[ENUNCIADO A] Transcribe sin cambios el pasaje del texto sobre las rendiciones de ciudades que empieza en "La rendición de" y termina en "del rey católico.".

──────── FRAGMENTO SELECCIONADO ────────

Algunas rendiciones de ciudades ante los ejércitos sitiadores que las ocuparon fueron a lo largo de la historia bélica actos vistosos. En ellos, a veces, el poderío y la fuerza de los triunfadores se realzaban por su magnanimidad al tratar con nobleza y cortesía a los vencidos. En la época de las ciudades amuralladas, los asediados entregaban las llaves de la ciudad al vencedor, ceremonia a la que los gobernantes de ambos bandos -reyes, príncipes, generales, etc.- solían acudir revestidos de sus mejores galas.
La rendición de Granada por el sultán que los cristianos conocían como Boabdil el Chico, ante los reyes Fernando II de Aragón e Isabel I de Castilla, llevada a efecto en enero de 1492, puso fin a la existencia del poder musulmán en la Península y fue plasmada en un famoso cuadro que se conserva en el palacio del Senado. De sobra es conocido el afán del pintor por reflejar la gloria de los Reyes Católicos, aun incurriendo en algunas inexactitudes históricas que no deslucen el sentido la ceremonia. Quedó a salvo la dignidad del sultán vencido, que aun a lomos de una poco caballeresca mula no se vio obligado a besar la mano del rey católico.

────────

[ENUNCIADO B] Muestra cada línea de los registros que siguen en la que aparezca la palabra "permeated".

──────── FILAS DE DATOS ────────

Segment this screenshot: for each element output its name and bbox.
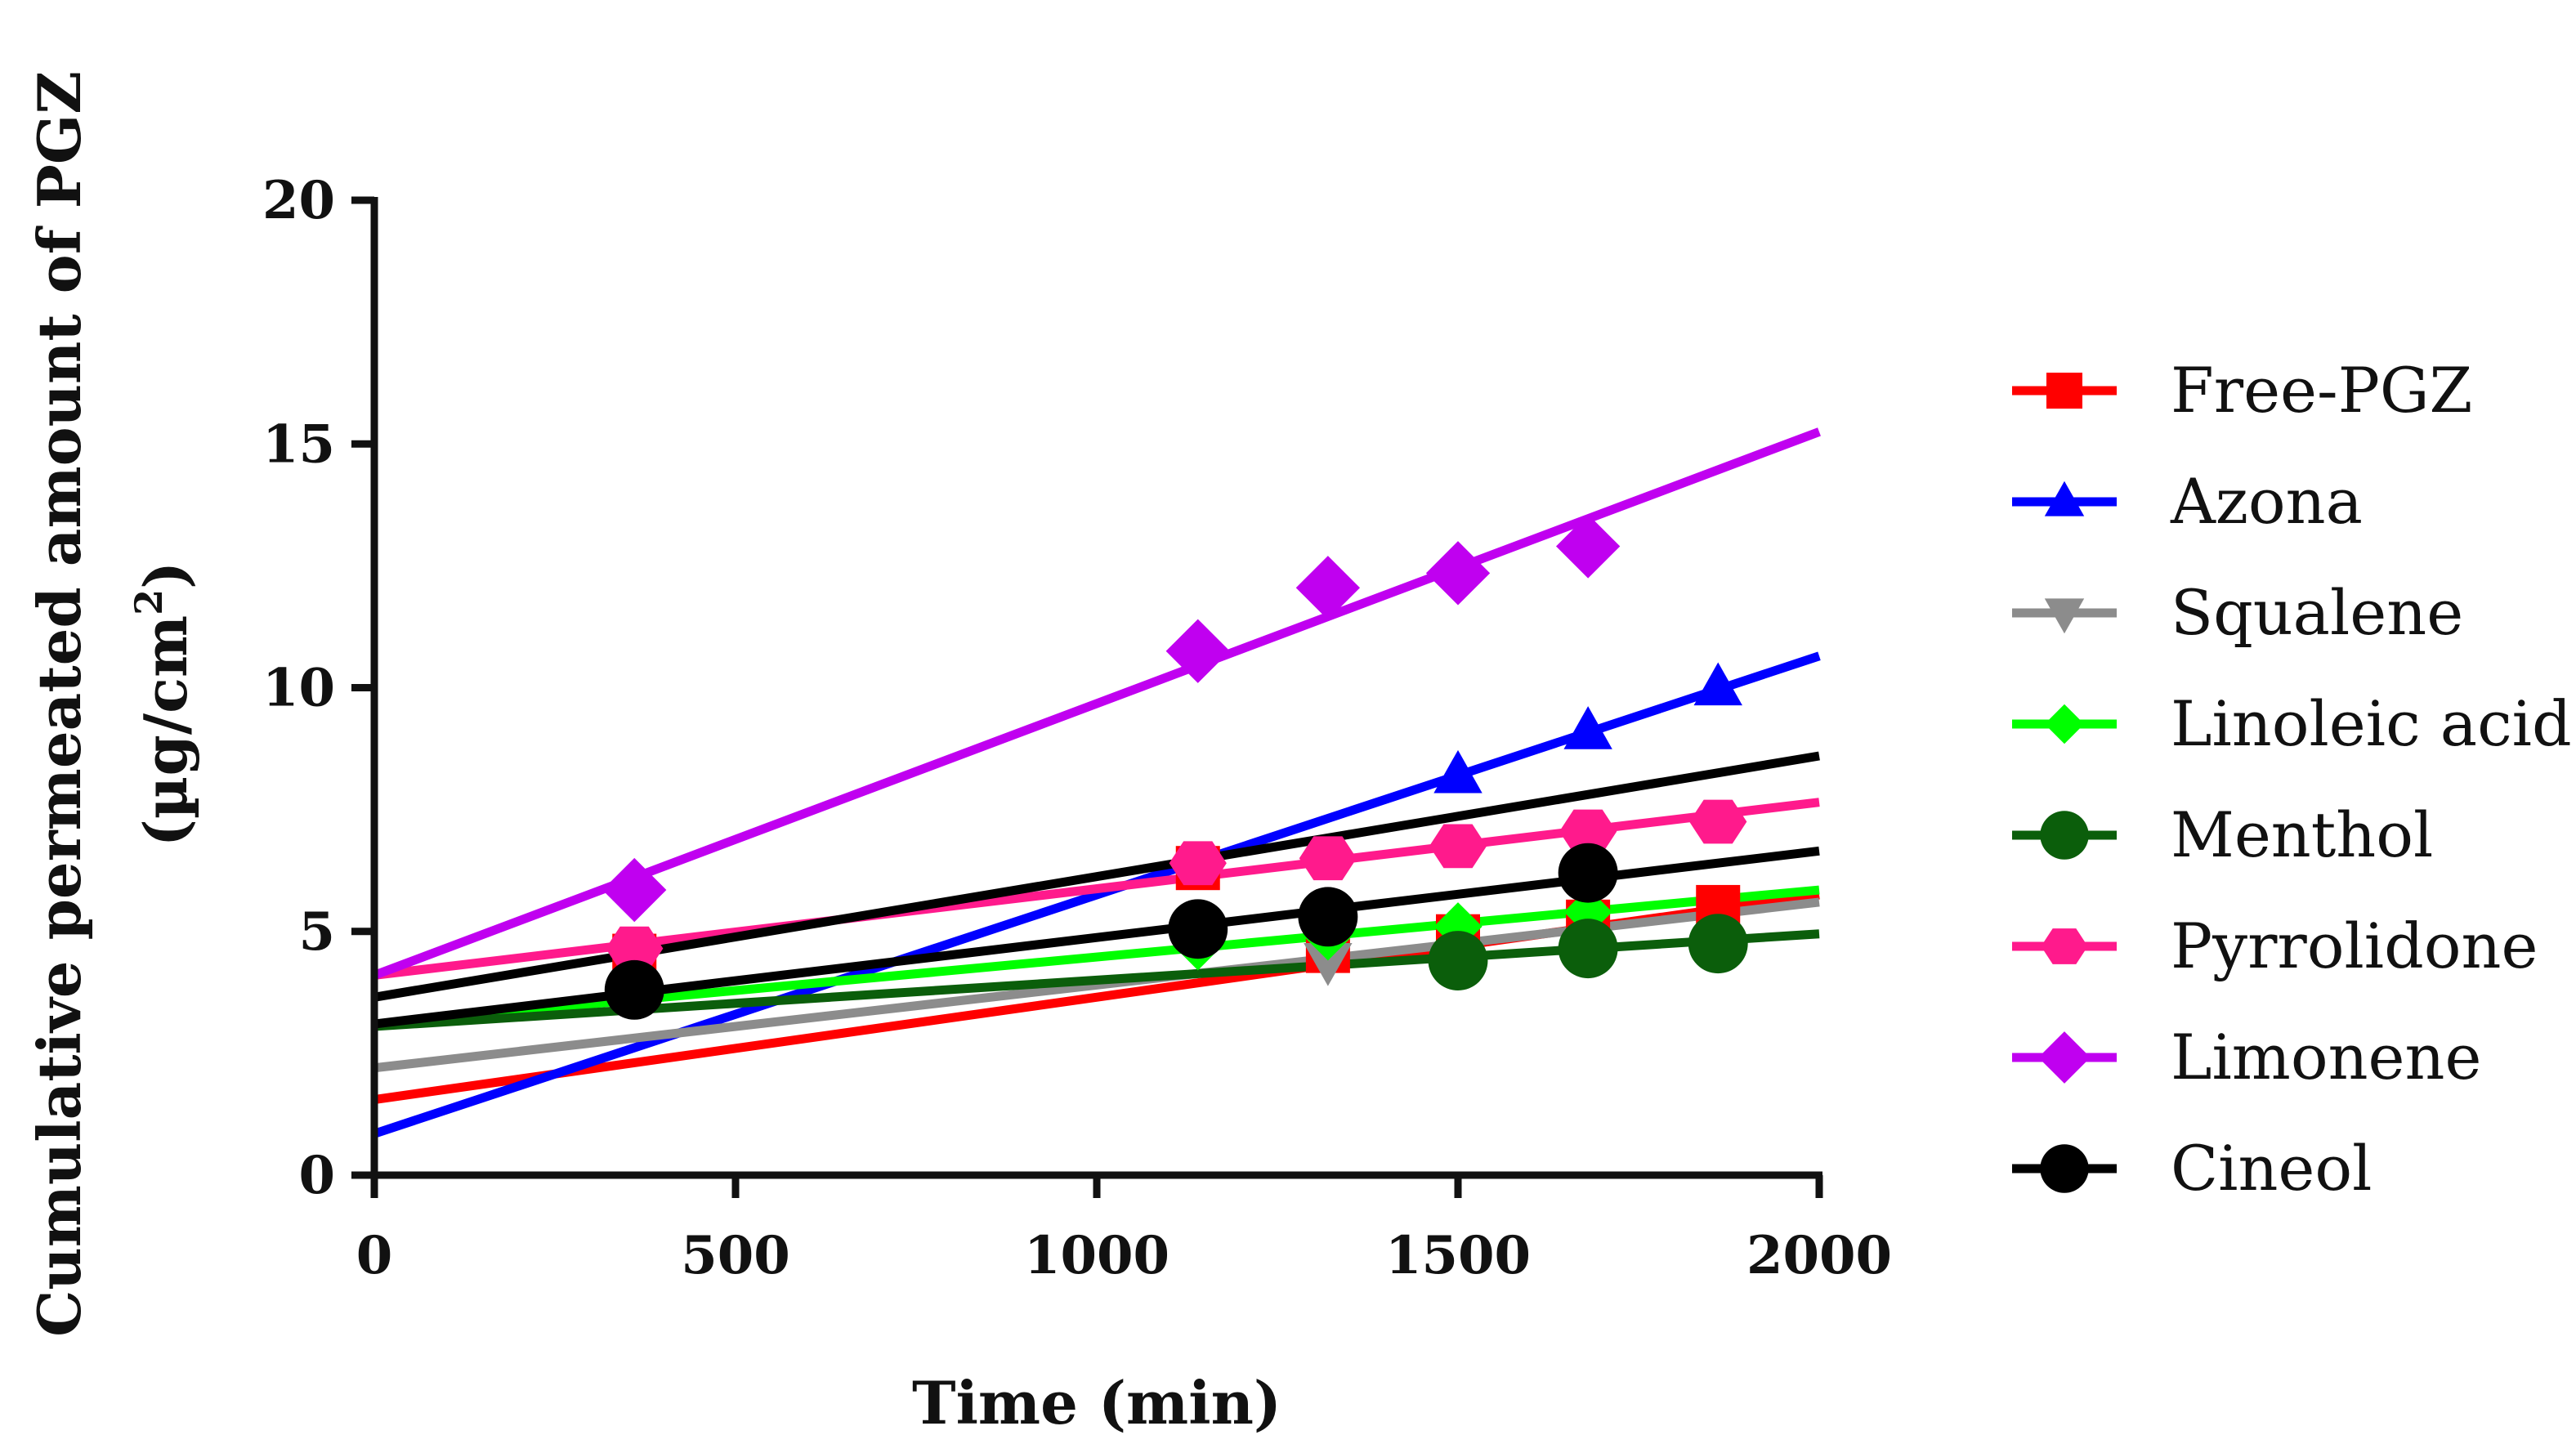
data-point-squalene xyxy=(1304,942,1353,986)
x-tick-label: 2000 xyxy=(1746,1225,1892,1286)
y-axis-unit-superscript: 2 xyxy=(127,589,171,615)
data-point-menthol xyxy=(1558,919,1618,979)
legend-item-cineol: Cineol xyxy=(2012,1132,2372,1205)
legend-swatch-marker xyxy=(2046,373,2082,409)
legend: Free-PGZ Azona Squalene Linoleic acid Mentho… xyxy=(2012,354,2572,1205)
y-axis-title-line2: (µg/cm2) xyxy=(127,561,200,847)
data-point-limonene xyxy=(1555,514,1621,579)
data-point-pyrrolidone xyxy=(1299,836,1357,881)
x-tick-label: 0 xyxy=(356,1225,393,1286)
legend-item-free-pgz: Free-PGZ xyxy=(2012,354,2472,427)
data-point-azona xyxy=(1433,749,1483,794)
data-point-azona xyxy=(1563,706,1612,749)
x-tick-label: 1000 xyxy=(1024,1225,1169,1286)
legend-swatch-marker xyxy=(2044,704,2085,744)
data-point-pyrrolidone xyxy=(606,926,664,971)
legend-swatch-marker xyxy=(2038,1031,2091,1084)
legend-item-menthol: Menthol xyxy=(2012,798,2433,871)
axes: 0 5 10 15 20 0 500 1000 1500 2000 xyxy=(262,170,1892,1286)
legend-swatch-marker xyxy=(2040,1144,2089,1193)
data-point-menthol xyxy=(1688,914,1748,974)
y-axis-unit-text: (µg/cm xyxy=(131,615,200,847)
data-point-cineol xyxy=(604,959,664,1020)
legend-label: Menthol xyxy=(2171,798,2433,871)
data-point-cineol xyxy=(1558,843,1618,903)
x-tick-label: 500 xyxy=(681,1225,790,1286)
data-point-pyrrolidone xyxy=(1169,841,1227,886)
legend-item-pyrrolidone: Pyrrolidone xyxy=(2012,910,2538,982)
y-tick-label: 20 xyxy=(262,170,335,231)
data-point-pyrrolidone xyxy=(1689,799,1747,844)
x-tick-label: 1500 xyxy=(1385,1225,1531,1286)
y-axis-title-line1: Cumulative permeated amount of PGZ xyxy=(25,71,94,1337)
legend-label: Free-PGZ xyxy=(2171,354,2472,427)
data-point-pyrrolidone xyxy=(1429,824,1487,869)
data-point-menthol xyxy=(1428,931,1488,990)
legend-swatch-marker xyxy=(2044,481,2085,516)
legend-item-linoleic-acid: Linoleic acid xyxy=(2012,687,2572,760)
legend-item-azona: Azona xyxy=(2012,465,2363,538)
x-axis-title: Time (min) xyxy=(912,1368,1281,1437)
data-point-limonene xyxy=(602,857,667,923)
data-point-limonene xyxy=(1295,556,1361,620)
legend-label: Squalene xyxy=(2171,576,2463,649)
data-point-cineol xyxy=(1298,887,1358,947)
legend-label: Azona xyxy=(2170,465,2363,538)
y-tick-label: 10 xyxy=(262,658,335,719)
y-tick-label: 15 xyxy=(262,414,335,475)
legend-label: Cineol xyxy=(2171,1132,2372,1205)
data-point-limonene xyxy=(1425,541,1491,606)
legend-swatch-marker xyxy=(2041,928,2088,964)
data-points xyxy=(602,514,1748,1020)
data-point-cineol xyxy=(1168,899,1228,959)
legend-item-limonene: Limonene xyxy=(2012,1021,2481,1093)
y-axis-title: Cumulative permeated amount of PGZ (µg/cm… xyxy=(25,71,200,1337)
data-point-limonene xyxy=(1165,619,1230,683)
legend-label: Linoleic acid xyxy=(2171,687,2572,760)
y-axis-unit-close: ) xyxy=(131,561,200,589)
y-tick-label: 0 xyxy=(298,1145,335,1206)
legend-item-squalene: Squalene xyxy=(2012,576,2463,649)
data-point-pyrrolidone xyxy=(1559,809,1617,854)
data-point-azona xyxy=(1693,662,1742,706)
legend-label: Limonene xyxy=(2171,1021,2481,1093)
legend-swatch-marker xyxy=(2044,598,2085,634)
legend-label: Pyrrolidone xyxy=(2171,910,2538,982)
legend-swatch-marker xyxy=(2040,811,2089,860)
y-tick-label: 5 xyxy=(298,901,335,963)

────────

[SOLUCIÓN DEL EJERCICIO A]
La rendición de Granada por el sultán que los cristianos conocían como Boabdil el Chico, ante los reyes Fernando II de Aragón e Isabel I de Castilla, llevada a efecto en enero de 1492, puso fin a la existencia del poder musulmán en la Península y fue plasmada en un famoso cuadro que se conserva en el palacio del Senado. De sobra es conocido el afán del pintor por reflejar la gloria de los Reyes Católicos, aun incurriendo en algunas inexactitudes históricas que no deslucen el sentido la ceremonia. Quedó a salvo la dignidad del sultán vencido, que aun a lomos de una poco caballeresca mula no se vio obligado a besar la mano del rey católico.

[SOLUCIÓN DEL EJERCICIO B]
y-axis-title-line1: Cumulative permeated amount of PGZ xyxy=(25,71,94,1337)
y-axis-title: Cumulative permeated amount of PGZ (µg/cm… xyxy=(25,71,200,1337)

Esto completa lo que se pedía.